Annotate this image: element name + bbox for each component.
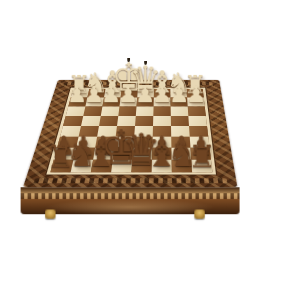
square-c3[interactable] <box>153 106 171 115</box>
finial-tip-icon <box>144 56 147 64</box>
square-a3[interactable] <box>188 106 206 115</box>
brass-hinge-right-icon <box>194 209 204 218</box>
brass-hinge-left-icon <box>45 209 55 218</box>
white-pawn[interactable]: ♟ <box>186 83 206 106</box>
chess-set-scene: ♜♞♝♚♛♝♞♜♟♟♟♟♟♟♟♟♟♟♟♟♟♟♟♟♜♞♝♚♛♝♞♜ <box>0 0 300 300</box>
chess-board[interactable]: ♜♞♝♚♛♝♞♜♟♟♟♟♟♟♟♟♟♟♟♟♟♟♟♟♜♞♝♚♛♝♞♜ <box>50 89 212 172</box>
box-front-face <box>21 187 240 214</box>
brown-rook[interactable]: ♜ <box>189 141 216 171</box>
square-e3[interactable] <box>118 106 136 115</box>
square-a8[interactable]: ♜ <box>191 160 212 173</box>
square-b4[interactable] <box>171 116 189 126</box>
square-a4[interactable] <box>188 116 207 126</box>
carved-chess-box: ♜♞♝♚♛♝♞♜♟♟♟♟♟♟♟♟♟♟♟♟♟♟♟♟♜♞♝♚♛♝♞♜ <box>23 80 238 187</box>
square-a2[interactable]: ♟ <box>187 97 205 106</box>
square-g4[interactable] <box>81 116 101 126</box>
square-g3[interactable] <box>83 106 102 115</box>
square-b3[interactable] <box>171 106 189 115</box>
square-d3[interactable] <box>136 106 154 115</box>
square-f3[interactable] <box>101 106 120 115</box>
photo-background: ♜♞♝♚♛♝♞♜♟♟♟♟♟♟♟♟♟♟♟♟♟♟♟♟♜♞♝♚♛♝♞♜ <box>0 0 300 300</box>
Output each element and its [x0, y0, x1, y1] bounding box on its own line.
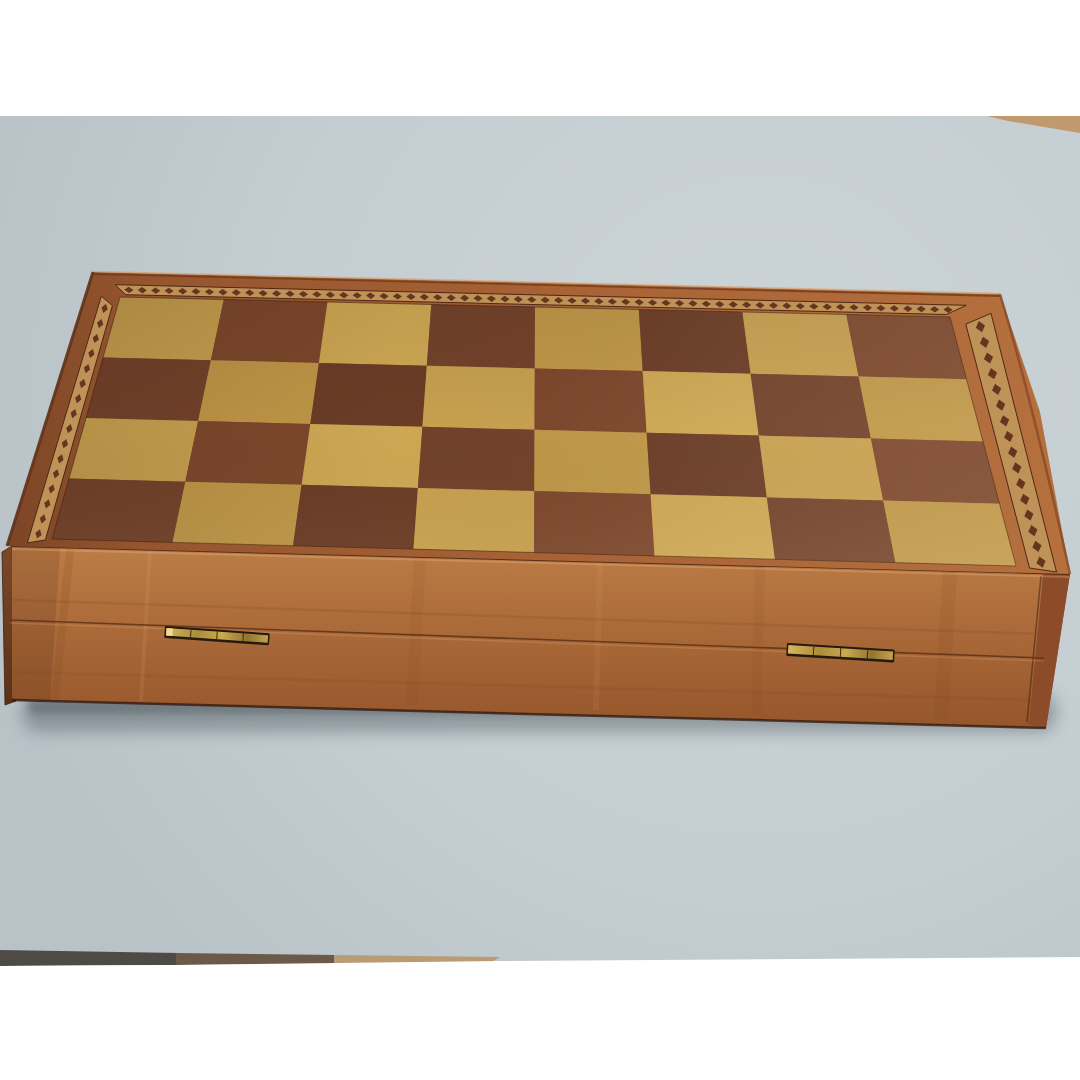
photo-white-margin-bottom — [0, 957, 1080, 1080]
box-lid-top — [7, 272, 1070, 575]
photo-of-folded-chess-box — [0, 0, 1080, 1080]
box-front-face — [10, 546, 1070, 728]
checkerboard — [52, 297, 1016, 566]
brass-hinge-left-glint — [166, 628, 173, 636]
table-edge-mid — [176, 953, 336, 965]
board-lighting-overlay-v — [52, 297, 1016, 566]
photo-canvas — [0, 0, 1080, 1080]
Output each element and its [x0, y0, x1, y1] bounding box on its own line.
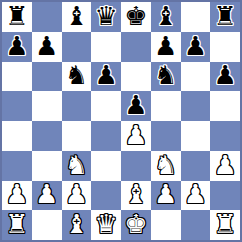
-*-
**Exercise:** Find every line in the material that contains the string "hinge", with case counting, and copy each of those lines out in full.

**Solved problem:**
brass-hinge-right-icon <box>194 209 204 218</box>
brass-hinge-left-icon <box>45 209 55 218</box>
brass-hinge-left-glint — [166, 628, 173, 636]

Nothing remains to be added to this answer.